**Required task:** In the lines below, find the one that contains "Transcribe the text in this document." and write it out exactly, along with every line that follows it.

···

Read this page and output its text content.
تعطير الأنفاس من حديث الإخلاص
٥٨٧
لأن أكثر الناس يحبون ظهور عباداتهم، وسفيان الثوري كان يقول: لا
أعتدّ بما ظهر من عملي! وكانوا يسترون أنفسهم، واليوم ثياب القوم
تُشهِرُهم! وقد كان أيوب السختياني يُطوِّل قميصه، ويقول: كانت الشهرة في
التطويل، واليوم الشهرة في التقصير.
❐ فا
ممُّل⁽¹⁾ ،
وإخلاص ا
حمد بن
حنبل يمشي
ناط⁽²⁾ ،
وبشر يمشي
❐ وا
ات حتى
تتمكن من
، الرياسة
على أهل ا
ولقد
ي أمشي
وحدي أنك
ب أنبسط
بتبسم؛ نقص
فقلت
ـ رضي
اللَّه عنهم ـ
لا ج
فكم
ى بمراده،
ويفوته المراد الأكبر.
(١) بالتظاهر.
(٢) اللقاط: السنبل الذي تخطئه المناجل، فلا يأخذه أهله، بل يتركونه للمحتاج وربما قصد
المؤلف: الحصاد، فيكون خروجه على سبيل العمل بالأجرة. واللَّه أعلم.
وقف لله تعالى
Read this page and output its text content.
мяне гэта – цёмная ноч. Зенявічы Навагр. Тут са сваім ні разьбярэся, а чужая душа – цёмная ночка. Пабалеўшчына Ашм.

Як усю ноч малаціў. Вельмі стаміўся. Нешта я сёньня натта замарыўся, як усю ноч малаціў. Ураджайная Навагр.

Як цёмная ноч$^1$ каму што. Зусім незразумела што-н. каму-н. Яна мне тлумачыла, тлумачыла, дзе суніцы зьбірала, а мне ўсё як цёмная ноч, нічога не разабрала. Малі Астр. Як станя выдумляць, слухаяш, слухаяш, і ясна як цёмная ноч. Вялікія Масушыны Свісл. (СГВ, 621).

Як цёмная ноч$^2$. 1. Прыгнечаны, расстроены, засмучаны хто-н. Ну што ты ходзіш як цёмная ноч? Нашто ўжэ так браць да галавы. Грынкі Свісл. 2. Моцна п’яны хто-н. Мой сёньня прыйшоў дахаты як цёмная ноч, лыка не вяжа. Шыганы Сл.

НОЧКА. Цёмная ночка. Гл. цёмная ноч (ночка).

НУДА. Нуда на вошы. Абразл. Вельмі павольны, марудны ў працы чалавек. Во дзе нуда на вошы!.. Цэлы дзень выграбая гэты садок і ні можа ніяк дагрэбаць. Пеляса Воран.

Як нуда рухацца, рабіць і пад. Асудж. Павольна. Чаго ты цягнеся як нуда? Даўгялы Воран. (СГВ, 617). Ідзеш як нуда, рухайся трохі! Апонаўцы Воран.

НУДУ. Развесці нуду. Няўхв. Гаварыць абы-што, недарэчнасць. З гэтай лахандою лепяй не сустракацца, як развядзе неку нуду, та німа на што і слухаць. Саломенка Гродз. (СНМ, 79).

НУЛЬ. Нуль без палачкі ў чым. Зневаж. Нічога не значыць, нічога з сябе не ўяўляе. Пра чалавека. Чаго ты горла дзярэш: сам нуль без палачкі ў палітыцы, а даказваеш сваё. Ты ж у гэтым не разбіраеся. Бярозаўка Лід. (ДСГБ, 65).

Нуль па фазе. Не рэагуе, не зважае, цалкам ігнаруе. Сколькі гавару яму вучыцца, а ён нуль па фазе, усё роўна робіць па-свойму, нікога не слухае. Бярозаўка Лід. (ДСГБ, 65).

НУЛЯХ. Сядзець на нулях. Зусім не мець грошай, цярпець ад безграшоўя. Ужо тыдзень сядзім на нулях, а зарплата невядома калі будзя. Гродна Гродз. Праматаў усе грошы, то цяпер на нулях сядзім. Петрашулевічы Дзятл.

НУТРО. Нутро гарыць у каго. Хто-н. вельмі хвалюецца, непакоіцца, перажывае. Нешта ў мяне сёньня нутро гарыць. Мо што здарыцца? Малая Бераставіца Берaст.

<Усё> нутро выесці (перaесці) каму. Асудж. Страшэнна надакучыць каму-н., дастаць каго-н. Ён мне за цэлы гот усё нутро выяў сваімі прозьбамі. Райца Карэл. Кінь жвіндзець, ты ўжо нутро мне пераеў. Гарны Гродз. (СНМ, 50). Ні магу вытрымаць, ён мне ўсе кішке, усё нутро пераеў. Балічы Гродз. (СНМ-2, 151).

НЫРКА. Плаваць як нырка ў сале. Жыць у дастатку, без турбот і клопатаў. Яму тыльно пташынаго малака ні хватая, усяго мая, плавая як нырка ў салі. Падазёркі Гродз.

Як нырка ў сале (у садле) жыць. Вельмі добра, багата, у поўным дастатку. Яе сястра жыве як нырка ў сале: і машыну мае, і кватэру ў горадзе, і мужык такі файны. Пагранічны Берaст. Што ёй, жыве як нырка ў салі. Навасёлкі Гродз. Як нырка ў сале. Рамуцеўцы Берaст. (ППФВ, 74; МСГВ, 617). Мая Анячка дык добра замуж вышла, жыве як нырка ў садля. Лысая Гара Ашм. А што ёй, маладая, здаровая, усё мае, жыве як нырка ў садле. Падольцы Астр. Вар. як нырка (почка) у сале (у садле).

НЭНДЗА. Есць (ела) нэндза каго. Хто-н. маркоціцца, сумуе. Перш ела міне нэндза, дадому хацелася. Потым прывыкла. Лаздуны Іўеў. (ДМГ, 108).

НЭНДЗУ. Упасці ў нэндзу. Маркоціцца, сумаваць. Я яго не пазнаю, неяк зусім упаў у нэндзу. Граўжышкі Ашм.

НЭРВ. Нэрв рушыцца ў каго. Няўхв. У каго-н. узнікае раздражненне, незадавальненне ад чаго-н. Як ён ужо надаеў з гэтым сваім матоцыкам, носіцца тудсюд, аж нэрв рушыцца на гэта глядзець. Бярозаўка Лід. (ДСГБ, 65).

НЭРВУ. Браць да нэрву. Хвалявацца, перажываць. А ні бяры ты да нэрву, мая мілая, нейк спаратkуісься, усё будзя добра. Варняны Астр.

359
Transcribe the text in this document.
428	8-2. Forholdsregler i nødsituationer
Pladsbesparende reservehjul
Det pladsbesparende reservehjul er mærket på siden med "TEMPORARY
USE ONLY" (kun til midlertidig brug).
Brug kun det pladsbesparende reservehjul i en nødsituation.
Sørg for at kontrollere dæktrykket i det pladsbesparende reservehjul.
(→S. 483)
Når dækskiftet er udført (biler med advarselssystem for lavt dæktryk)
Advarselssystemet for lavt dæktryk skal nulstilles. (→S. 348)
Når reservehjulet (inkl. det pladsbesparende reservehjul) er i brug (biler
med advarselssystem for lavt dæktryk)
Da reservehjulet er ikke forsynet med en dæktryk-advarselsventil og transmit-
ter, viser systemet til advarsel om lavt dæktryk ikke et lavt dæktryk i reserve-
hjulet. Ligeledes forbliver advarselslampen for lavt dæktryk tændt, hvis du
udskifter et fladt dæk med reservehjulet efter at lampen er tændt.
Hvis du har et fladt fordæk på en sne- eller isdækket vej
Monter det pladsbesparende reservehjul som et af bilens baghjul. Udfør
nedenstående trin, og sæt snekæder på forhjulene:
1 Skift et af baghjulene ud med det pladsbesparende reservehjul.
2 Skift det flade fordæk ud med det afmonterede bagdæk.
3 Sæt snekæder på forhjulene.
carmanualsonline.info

···

**Solution for this problem:**
Transcribe the text in this document.
428	8-2. Forholdsregler i nødsituationer
Pladsbesparende reservehjul
Det pladsbesparende reservehjul er mærket på siden med "TEMPORARY
USE ONLY" (kun til midlertidig brug).
Brug kun det pladsbesparende reservehjul i en nødsituation.
Sørg for at kontrollere dæktrykket i det pladsbesparende reservehjul.
(→S. 483)
Når dækskiftet er udført (biler med advarselssystem for lavt dæktryk)
Advarselssystemet for lavt dæktryk skal nulstilles. (→S. 348)
Når reservehjulet (inkl. det pladsbesparende reservehjul) er i brug (biler
med advarselssystem for lavt dæktryk)
Da reservehjulet er ikke forsynet med en dæktryk-advarselsventil og transmit-
ter, viser systemet til advarsel om lavt dæktryk ikke et lavt dæktryk i reserve-
hjulet. Ligeledes forbliver advarselslampen for lavt dæktryk tændt, hvis du
udskifter et fladt dæk med reservehjulet efter at lampen er tændt.
Hvis du har et fladt fordæk på en sne- eller isdækket vej
Monter det pladsbesparende reservehjul som et af bilens baghjul. Udfør
nedenstående trin, og sæt snekæder på forhjulene:
1 Skift et af baghjulene ud med det pladsbesparende reservehjul.
2 Skift det flade fordæk ud med det afmonterede bagdæk.
3 Sæt snekæder på forhjulene.
carmanualsonline.info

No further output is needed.